*Data excerpts*:

>>>>>

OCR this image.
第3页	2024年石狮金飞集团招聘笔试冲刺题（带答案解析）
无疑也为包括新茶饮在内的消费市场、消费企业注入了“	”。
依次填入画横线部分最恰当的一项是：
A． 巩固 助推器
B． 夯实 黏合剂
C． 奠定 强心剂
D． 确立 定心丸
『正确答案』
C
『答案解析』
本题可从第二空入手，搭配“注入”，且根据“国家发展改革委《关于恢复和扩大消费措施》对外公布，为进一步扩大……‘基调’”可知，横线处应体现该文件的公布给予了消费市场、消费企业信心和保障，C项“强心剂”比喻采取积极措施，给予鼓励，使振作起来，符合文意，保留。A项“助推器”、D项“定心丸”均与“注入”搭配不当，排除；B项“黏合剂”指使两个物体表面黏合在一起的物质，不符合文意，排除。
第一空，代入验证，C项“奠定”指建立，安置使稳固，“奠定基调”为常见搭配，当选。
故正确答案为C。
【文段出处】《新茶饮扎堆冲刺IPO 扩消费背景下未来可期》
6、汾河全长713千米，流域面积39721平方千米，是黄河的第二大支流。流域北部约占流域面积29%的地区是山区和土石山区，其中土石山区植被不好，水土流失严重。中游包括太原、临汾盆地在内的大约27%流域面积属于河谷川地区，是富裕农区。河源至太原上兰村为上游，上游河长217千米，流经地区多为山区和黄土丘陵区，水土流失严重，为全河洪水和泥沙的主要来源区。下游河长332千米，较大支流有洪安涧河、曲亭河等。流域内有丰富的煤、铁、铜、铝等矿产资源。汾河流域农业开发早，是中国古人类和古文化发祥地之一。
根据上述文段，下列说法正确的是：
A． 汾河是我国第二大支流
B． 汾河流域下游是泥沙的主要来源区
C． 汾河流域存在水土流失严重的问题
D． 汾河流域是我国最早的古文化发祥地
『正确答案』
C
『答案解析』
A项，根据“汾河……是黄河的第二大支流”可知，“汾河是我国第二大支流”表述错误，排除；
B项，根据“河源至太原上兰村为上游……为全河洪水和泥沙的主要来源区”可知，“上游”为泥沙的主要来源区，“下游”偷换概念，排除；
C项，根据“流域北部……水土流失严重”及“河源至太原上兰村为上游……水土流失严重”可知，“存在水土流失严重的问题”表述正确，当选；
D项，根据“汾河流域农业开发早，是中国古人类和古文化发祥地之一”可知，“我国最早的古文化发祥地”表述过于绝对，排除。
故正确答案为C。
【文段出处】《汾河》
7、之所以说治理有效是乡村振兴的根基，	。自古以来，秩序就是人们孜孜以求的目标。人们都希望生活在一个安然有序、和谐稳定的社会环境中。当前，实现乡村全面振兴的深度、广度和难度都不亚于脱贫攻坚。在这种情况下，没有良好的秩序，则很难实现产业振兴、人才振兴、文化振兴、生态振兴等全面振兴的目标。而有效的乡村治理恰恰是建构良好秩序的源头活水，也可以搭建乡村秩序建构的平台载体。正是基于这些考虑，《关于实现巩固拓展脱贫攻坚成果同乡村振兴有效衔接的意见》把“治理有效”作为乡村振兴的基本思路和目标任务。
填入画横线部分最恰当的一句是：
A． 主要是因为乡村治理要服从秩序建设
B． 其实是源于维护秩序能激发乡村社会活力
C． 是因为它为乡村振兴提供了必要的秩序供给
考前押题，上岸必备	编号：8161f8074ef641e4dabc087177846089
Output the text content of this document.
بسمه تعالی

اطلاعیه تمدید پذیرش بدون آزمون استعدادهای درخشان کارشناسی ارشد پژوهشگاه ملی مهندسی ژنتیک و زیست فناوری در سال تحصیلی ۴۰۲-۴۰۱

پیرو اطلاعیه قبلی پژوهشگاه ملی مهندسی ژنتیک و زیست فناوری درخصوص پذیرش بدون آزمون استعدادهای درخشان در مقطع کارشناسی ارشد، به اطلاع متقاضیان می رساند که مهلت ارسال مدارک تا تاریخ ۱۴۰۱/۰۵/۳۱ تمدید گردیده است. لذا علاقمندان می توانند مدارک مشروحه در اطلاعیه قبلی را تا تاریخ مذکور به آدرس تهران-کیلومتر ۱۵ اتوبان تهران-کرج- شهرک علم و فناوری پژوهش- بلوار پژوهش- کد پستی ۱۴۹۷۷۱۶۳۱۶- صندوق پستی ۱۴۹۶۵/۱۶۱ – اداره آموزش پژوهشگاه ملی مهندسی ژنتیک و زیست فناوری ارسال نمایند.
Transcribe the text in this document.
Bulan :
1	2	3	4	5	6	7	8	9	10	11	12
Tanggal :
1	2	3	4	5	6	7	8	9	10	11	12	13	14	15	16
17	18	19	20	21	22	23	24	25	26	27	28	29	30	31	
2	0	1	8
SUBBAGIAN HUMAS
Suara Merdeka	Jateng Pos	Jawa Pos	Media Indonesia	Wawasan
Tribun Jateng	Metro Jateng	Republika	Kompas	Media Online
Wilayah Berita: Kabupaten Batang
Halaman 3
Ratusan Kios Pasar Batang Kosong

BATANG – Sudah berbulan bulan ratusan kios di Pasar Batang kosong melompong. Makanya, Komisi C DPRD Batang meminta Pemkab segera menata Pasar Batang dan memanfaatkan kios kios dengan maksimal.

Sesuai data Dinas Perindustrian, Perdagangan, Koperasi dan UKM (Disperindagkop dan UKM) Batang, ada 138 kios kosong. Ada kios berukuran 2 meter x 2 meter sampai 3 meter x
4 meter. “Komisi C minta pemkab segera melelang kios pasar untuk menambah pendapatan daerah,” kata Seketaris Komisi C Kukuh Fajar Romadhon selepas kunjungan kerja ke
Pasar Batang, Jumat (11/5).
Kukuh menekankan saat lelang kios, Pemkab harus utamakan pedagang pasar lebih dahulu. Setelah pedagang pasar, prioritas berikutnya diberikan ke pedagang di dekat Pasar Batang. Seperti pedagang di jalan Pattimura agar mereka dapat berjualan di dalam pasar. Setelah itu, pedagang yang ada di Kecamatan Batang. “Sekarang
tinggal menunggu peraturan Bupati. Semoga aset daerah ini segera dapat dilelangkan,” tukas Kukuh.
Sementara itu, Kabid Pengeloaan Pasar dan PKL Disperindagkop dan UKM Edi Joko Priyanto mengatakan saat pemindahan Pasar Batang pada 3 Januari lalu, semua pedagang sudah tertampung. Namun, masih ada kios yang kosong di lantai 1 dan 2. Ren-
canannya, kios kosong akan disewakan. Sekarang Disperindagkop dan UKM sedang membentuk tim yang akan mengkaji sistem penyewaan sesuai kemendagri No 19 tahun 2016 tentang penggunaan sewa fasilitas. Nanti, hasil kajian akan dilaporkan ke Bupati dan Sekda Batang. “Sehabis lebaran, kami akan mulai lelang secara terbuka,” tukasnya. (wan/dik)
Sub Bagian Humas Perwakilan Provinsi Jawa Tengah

<<<<<

*DESCRIPTION OF THE TASK*: Return the entries in full, keeping every line exactly as it is.

*WRITTEN RESPONSE*:
OCR this image.
第3页	2024年石狮金飞集团招聘笔试冲刺题（带答案解析）
无疑也为包括新茶饮在内的消费市场、消费企业注入了“	”。
依次填入画横线部分最恰当的一项是：
A． 巩固 助推器
B． 夯实 黏合剂
C． 奠定 强心剂
D． 确立 定心丸
『正确答案』
C
『答案解析』
本题可从第二空入手，搭配“注入”，且根据“国家发展改革委《关于恢复和扩大消费措施》对外公布，为进一步扩大……‘基调’”可知，横线处应体现该文件的公布给予了消费市场、消费企业信心和保障，C项“强心剂”比喻采取积极措施，给予鼓励，使振作起来，符合文意，保留。A项“助推器”、D项“定心丸”均与“注入”搭配不当，排除；B项“黏合剂”指使两个物体表面黏合在一起的物质，不符合文意，排除。
第一空，代入验证，C项“奠定”指建立，安置使稳固，“奠定基调”为常见搭配，当选。
故正确答案为C。
【文段出处】《新茶饮扎堆冲刺IPO 扩消费背景下未来可期》
6、汾河全长713千米，流域面积39721平方千米，是黄河的第二大支流。流域北部约占流域面积29%的地区是山区和土石山区，其中土石山区植被不好，水土流失严重。中游包括太原、临汾盆地在内的大约27%流域面积属于河谷川地区，是富裕农区。河源至太原上兰村为上游，上游河长217千米，流经地区多为山区和黄土丘陵区，水土流失严重，为全河洪水和泥沙的主要来源区。下游河长332千米，较大支流有洪安涧河、曲亭河等。流域内有丰富的煤、铁、铜、铝等矿产资源。汾河流域农业开发早，是中国古人类和古文化发祥地之一。
根据上述文段，下列说法正确的是：
A． 汾河是我国第二大支流
B． 汾河流域下游是泥沙的主要来源区
C． 汾河流域存在水土流失严重的问题
D． 汾河流域是我国最早的古文化发祥地
『正确答案』
C
『答案解析』
A项，根据“汾河……是黄河的第二大支流”可知，“汾河是我国第二大支流”表述错误，排除；
B项，根据“河源至太原上兰村为上游……为全河洪水和泥沙的主要来源区”可知，“上游”为泥沙的主要来源区，“下游”偷换概念，排除；
C项，根据“流域北部……水土流失严重”及“河源至太原上兰村为上游……水土流失严重”可知，“存在水土流失严重的问题”表述正确，当选；
D项，根据“汾河流域农业开发早，是中国古人类和古文化发祥地之一”可知，“我国最早的古文化发祥地”表述过于绝对，排除。
故正确答案为C。
【文段出处】《汾河》
7、之所以说治理有效是乡村振兴的根基，	。自古以来，秩序就是人们孜孜以求的目标。人们都希望生活在一个安然有序、和谐稳定的社会环境中。当前，实现乡村全面振兴的深度、广度和难度都不亚于脱贫攻坚。在这种情况下，没有良好的秩序，则很难实现产业振兴、人才振兴、文化振兴、生态振兴等全面振兴的目标。而有效的乡村治理恰恰是建构良好秩序的源头活水，也可以搭建乡村秩序建构的平台载体。正是基于这些考虑，《关于实现巩固拓展脱贫攻坚成果同乡村振兴有效衔接的意见》把“治理有效”作为乡村振兴的基本思路和目标任务。
填入画横线部分最恰当的一句是：
A． 主要是因为乡村治理要服从秩序建设
B． 其实是源于维护秩序能激发乡村社会活力
C． 是因为它为乡村振兴提供了必要的秩序供给
考前押题，上岸必备	编号：8161f8074ef641e4dabc087177846089
Output the text content of this document.
بسمه تعالی

اطلاعیه تمدید پذیرش بدون آزمون استعدادهای درخشان کارشناسی ارشد پژوهشگاه ملی مهندسی ژنتیک و زیست فناوری در سال تحصیلی ۴۰۲-۴۰۱

پیرو اطلاعیه قبلی پژوهشگاه ملی مهندسی ژنتیک و زیست فناوری درخصوص پذیرش بدون آزمون استعدادهای درخشان در مقطع کارشناسی ارشد، به اطلاع متقاضیان می رساند که مهلت ارسال مدارک تا تاریخ ۱۴۰۱/۰۵/۳۱ تمدید گردیده است. لذا علاقمندان می توانند مدارک مشروحه در اطلاعیه قبلی را تا تاریخ مذکور به آدرس تهران-کیلومتر ۱۵ اتوبان تهران-کرج- شهرک علم و فناوری پژوهش- بلوار پژوهش- کد پستی ۱۴۹۷۷۱۶۳۱۶- صندوق پستی ۱۴۹۶۵/۱۶۱ – اداره آموزش پژوهشگاه ملی مهندسی ژنتیک و زیست فناوری ارسال نمایند.
Transcribe the text in this document.
Bulan :
1	2	3	4	5	6	7	8	9	10	11	12
Tanggal :
1	2	3	4	5	6	7	8	9	10	11	12	13	14	15	16
17	18	19	20	21	22	23	24	25	26	27	28	29	30	31	
2	0	1	8
SUBBAGIAN HUMAS
Suara Merdeka	Jateng Pos	Jawa Pos	Media Indonesia	Wawasan
Tribun Jateng	Metro Jateng	Republika	Kompas	Media Online
Wilayah Berita: Kabupaten Batang
Halaman 3
Ratusan Kios Pasar Batang Kosong

BATANG – Sudah berbulan bulan ratusan kios di Pasar Batang kosong melompong. Makanya, Komisi C DPRD Batang meminta Pemkab segera menata Pasar Batang dan memanfaatkan kios kios dengan maksimal.

Sesuai data Dinas Perindustrian, Perdagangan, Koperasi dan UKM (Disperindagkop dan UKM) Batang, ada 138 kios kosong. Ada kios berukuran 2 meter x 2 meter sampai 3 meter x
4 meter. “Komisi C minta pemkab segera melelang kios pasar untuk menambah pendapatan daerah,” kata Seketaris Komisi C Kukuh Fajar Romadhon selepas kunjungan kerja ke
Pasar Batang, Jumat (11/5).
Kukuh menekankan saat lelang kios, Pemkab harus utamakan pedagang pasar lebih dahulu. Setelah pedagang pasar, prioritas berikutnya diberikan ke pedagang di dekat Pasar Batang. Seperti pedagang di jalan Pattimura agar mereka dapat berjualan di dalam pasar. Setelah itu, pedagang yang ada di Kecamatan Batang. “Sekarang
tinggal menunggu peraturan Bupati. Semoga aset daerah ini segera dapat dilelangkan,” tukas Kukuh.
Sementara itu, Kabid Pengeloaan Pasar dan PKL Disperindagkop dan UKM Edi Joko Priyanto mengatakan saat pemindahan Pasar Batang pada 3 Januari lalu, semua pedagang sudah tertampung. Namun, masih ada kios yang kosong di lantai 1 dan 2. Ren-
canannya, kios kosong akan disewakan. Sekarang Disperindagkop dan UKM sedang membentuk tim yang akan mengkaji sistem penyewaan sesuai kemendagri No 19 tahun 2016 tentang penggunaan sewa fasilitas. Nanti, hasil kajian akan dilaporkan ke Bupati dan Sekda Batang. “Sehabis lebaran, kami akan mulai lelang secara terbuka,” tukasnya. (wan/dik)
Sub Bagian Humas Perwakilan Provinsi Jawa Tengah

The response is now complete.